Request A = In the article on the Shizuoka raid, what position did Sgt. Kenneth Colli hold on his Superfortress?
-- BEGIN Given text --
By Phil Devlin
(June 19, 2025) — Eighty years ago this week on June 20, 1945, more than a hundred B-29 bombers of the 314th Bomber Wing stationed on Guam conducted a night raid on the town of Shizuoka, Japan, located near the base of Mt. Fuji. It was a low-altitude bombing raid using napalm.
Sgt. Kenneth Colli of Windsor Locks (photo above, top row, second from left) was part of that raid. He was just 19. Colli was a waist gunner on one of the Superfortresses.
Two of the bombers collided in mid-air after they had released their bombs and crashed. An intense thermal wave caused one of the planes to flip over and to land upside down on the other, driving both to the ground. There was a crew of eleven on each plane, plus a photographer on board one of the planes, bringing the number of American casualties to twenty-three. One of those casualties was Connecticut’s Sgt. Colli. Around 2,000 Japanese are believed to have perished in the attack as well.
A Japanese monk who observed the incident found the wreckage and buried the Americans, an act of treason in Japan during the war. Found in the wreckage was an airman’s canteen, with a blackened handprint embedded into it. At some point, a group of Japanese civilians, led by Dr. Hiroya Sugano, started to hold a prayer service at a stone memorial on a hilltop overlooking the city every year on the June 20th anniversary of the bombing, a service that continues to this day and has gotten a great deal of publicity in recent years.
-- END Given text --
-- BEGIN Rows --
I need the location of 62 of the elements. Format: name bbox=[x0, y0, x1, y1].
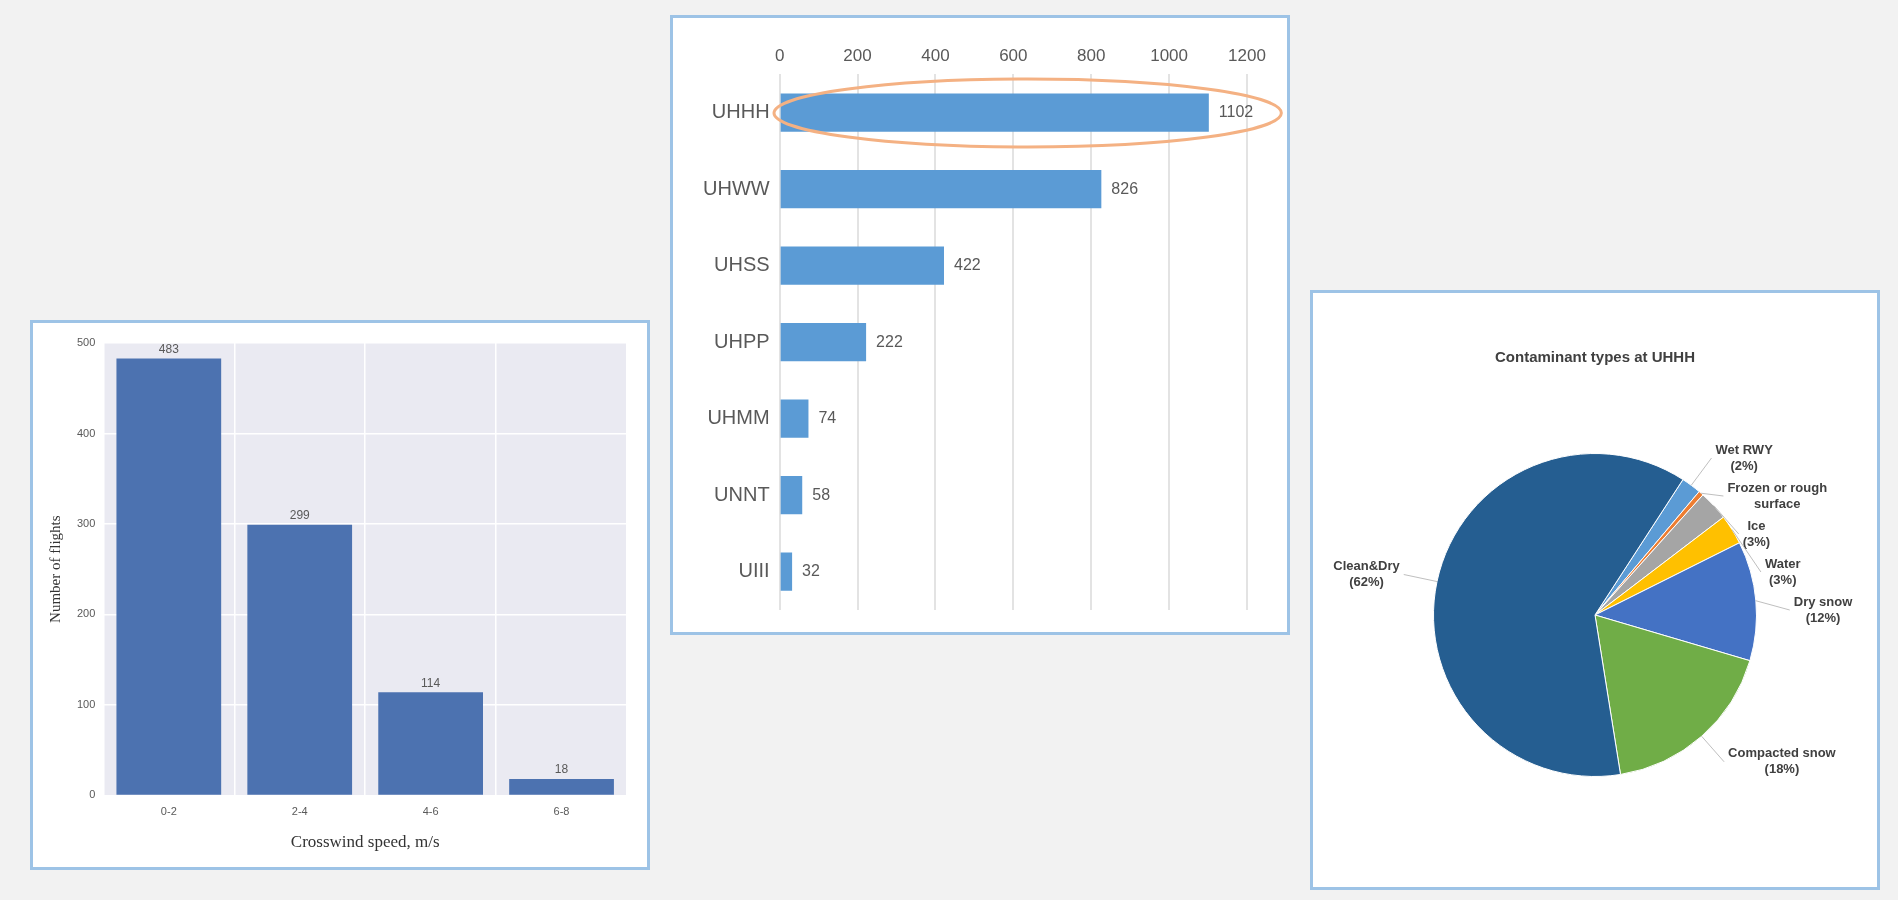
data-label: 114 bbox=[421, 675, 441, 690]
y-tick-label: 200 bbox=[76, 607, 96, 620]
bar bbox=[780, 170, 1102, 209]
data-label: 483 bbox=[158, 341, 180, 356]
y-tick-label: 500 bbox=[76, 336, 96, 349]
data-label: 826 bbox=[1111, 179, 1139, 197]
x-tick-label: 1200 bbox=[1228, 45, 1266, 65]
data-label: 18 bbox=[554, 762, 569, 777]
x-tick-label: 0 bbox=[774, 45, 785, 65]
x-tick-label: 600 bbox=[999, 45, 1028, 65]
bar bbox=[247, 524, 353, 795]
data-label: (3%) bbox=[1742, 533, 1771, 549]
chart-title: Contaminant types at UHHH bbox=[1494, 348, 1696, 366]
bar bbox=[780, 552, 793, 591]
slice-label: Clean&Dry bbox=[1333, 558, 1401, 574]
y-tick-label: 100 bbox=[76, 697, 96, 710]
bar bbox=[780, 323, 867, 362]
slice-label: Water bbox=[1764, 555, 1801, 571]
data-label: 222 bbox=[876, 332, 903, 350]
slice-label: Compacted snow bbox=[1728, 745, 1837, 761]
x-tick-label: 2-4 bbox=[291, 805, 308, 818]
y-tick-label: UIII bbox=[738, 559, 770, 582]
slice-label: Wet RWY bbox=[1715, 441, 1774, 457]
x-tick-label: 4-6 bbox=[422, 805, 439, 818]
x-tick-label: 0-2 bbox=[160, 805, 177, 818]
bar bbox=[780, 399, 809, 438]
y-tick-label: UHMM bbox=[707, 406, 770, 429]
y-tick-label: 400 bbox=[76, 426, 96, 439]
slice-label: Dry snow bbox=[1793, 593, 1854, 609]
x-tick-label: 400 bbox=[921, 45, 950, 65]
y-tick-label: UNNT bbox=[714, 482, 770, 505]
bar bbox=[780, 246, 944, 285]
slice-label: Frozen or rough surface bbox=[1727, 479, 1828, 511]
slice-label: Ice bbox=[1747, 517, 1766, 533]
y-tick-label: UHPP bbox=[714, 329, 770, 352]
x-tick-label: 1000 bbox=[1150, 45, 1189, 65]
data-label: 74 bbox=[818, 409, 837, 427]
y-tick-label: UHWW bbox=[703, 176, 770, 199]
x-axis-title: Crosswind speed, m/s bbox=[290, 832, 440, 852]
y-tick-label: UHHH bbox=[711, 100, 770, 123]
y-tick-label: UHSS bbox=[714, 253, 770, 276]
y-axis-title: Number of flights bbox=[46, 515, 63, 623]
data-label: (18%) bbox=[1764, 761, 1800, 777]
bar bbox=[378, 692, 483, 795]
data-label: (12%) bbox=[1805, 609, 1841, 625]
bar bbox=[116, 358, 222, 795]
data-label: 32 bbox=[802, 562, 820, 580]
x-tick-label: 6-8 bbox=[553, 805, 570, 818]
data-label: 299 bbox=[289, 508, 311, 523]
x-tick-label: 200 bbox=[843, 45, 872, 65]
bar bbox=[509, 779, 614, 795]
y-tick-label: 0 bbox=[89, 788, 96, 801]
data-label: 58 bbox=[812, 485, 831, 503]
data-label: (62%) bbox=[1349, 574, 1384, 590]
x-tick-label: 800 bbox=[1077, 45, 1106, 65]
data-label: (3%) bbox=[1769, 571, 1797, 587]
y-tick-label: 300 bbox=[76, 516, 96, 529]
bar bbox=[780, 476, 803, 515]
data-label: (2%) bbox=[1730, 457, 1758, 473]
bar bbox=[780, 93, 1209, 132]
data-label: 1102 bbox=[1218, 103, 1254, 121]
data-label: 422 bbox=[954, 256, 981, 274]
-- END Rows --
Request B = Retype every line of the listing from the line containing "data-label: 114 bbox=[421, 675, 441, 690]" down to the line containing "bar bbox=[378, 692, 483, 795]", with both of those lines included.

Exercise result A = He was a waist gunner.

Exercise result B =
data-label: 114 bbox=[421, 675, 441, 690]
y-tick-label: 200 bbox=[76, 607, 96, 620]
bar bbox=[780, 170, 1102, 209]
data-label: 483 bbox=[158, 341, 180, 356]
y-tick-label: 500 bbox=[76, 336, 96, 349]
data-label: 826 bbox=[1111, 179, 1139, 197]
x-tick-label: 1200 bbox=[1228, 45, 1266, 65]
data-label: 18 bbox=[554, 762, 569, 777]
x-tick-label: 0 bbox=[774, 45, 785, 65]
x-tick-label: 600 bbox=[999, 45, 1028, 65]
bar bbox=[247, 524, 353, 795]
data-label: (3%) bbox=[1742, 533, 1771, 549]
chart-title: Contaminant types at UHHH bbox=[1494, 348, 1696, 366]
bar bbox=[780, 552, 793, 591]
slice-label: Clean&Dry bbox=[1333, 558, 1401, 574]
y-tick-label: 100 bbox=[76, 697, 96, 710]
bar bbox=[780, 323, 867, 362]
slice-label: Water bbox=[1764, 555, 1801, 571]
data-label: 222 bbox=[876, 332, 903, 350]
slice-label: Compacted snow bbox=[1728, 745, 1837, 761]
x-tick-label: 2-4 bbox=[291, 805, 308, 818]
y-tick-label: UIII bbox=[738, 559, 770, 582]
slice-label: Wet RWY bbox=[1715, 441, 1774, 457]
x-tick-label: 4-6 bbox=[422, 805, 439, 818]
x-tick-label: 0-2 bbox=[160, 805, 177, 818]
bar bbox=[780, 399, 809, 438]
y-tick-label: UHMM bbox=[707, 406, 770, 429]
y-tick-label: 400 bbox=[76, 426, 96, 439]
slice-label: Dry snow bbox=[1793, 593, 1854, 609]
x-tick-label: 400 bbox=[921, 45, 950, 65]
y-tick-label: UNNT bbox=[714, 482, 770, 505]
bar bbox=[780, 246, 944, 285]
slice-label: Frozen or rough surface bbox=[1727, 479, 1828, 511]
slice-label: Ice bbox=[1747, 517, 1766, 533]
y-tick-label: UHPP bbox=[714, 329, 770, 352]
x-tick-label: 1000 bbox=[1150, 45, 1189, 65]
data-label: 74 bbox=[818, 409, 837, 427]
y-tick-label: UHWW bbox=[703, 176, 770, 199]
x-axis-title: Crosswind speed, m/s bbox=[290, 832, 440, 852]
y-tick-label: UHHH bbox=[711, 100, 770, 123]
y-tick-label: UHSS bbox=[714, 253, 770, 276]
y-axis-title: Number of flights bbox=[46, 515, 63, 623]
data-label: (18%) bbox=[1764, 761, 1800, 777]
bar bbox=[378, 692, 483, 795]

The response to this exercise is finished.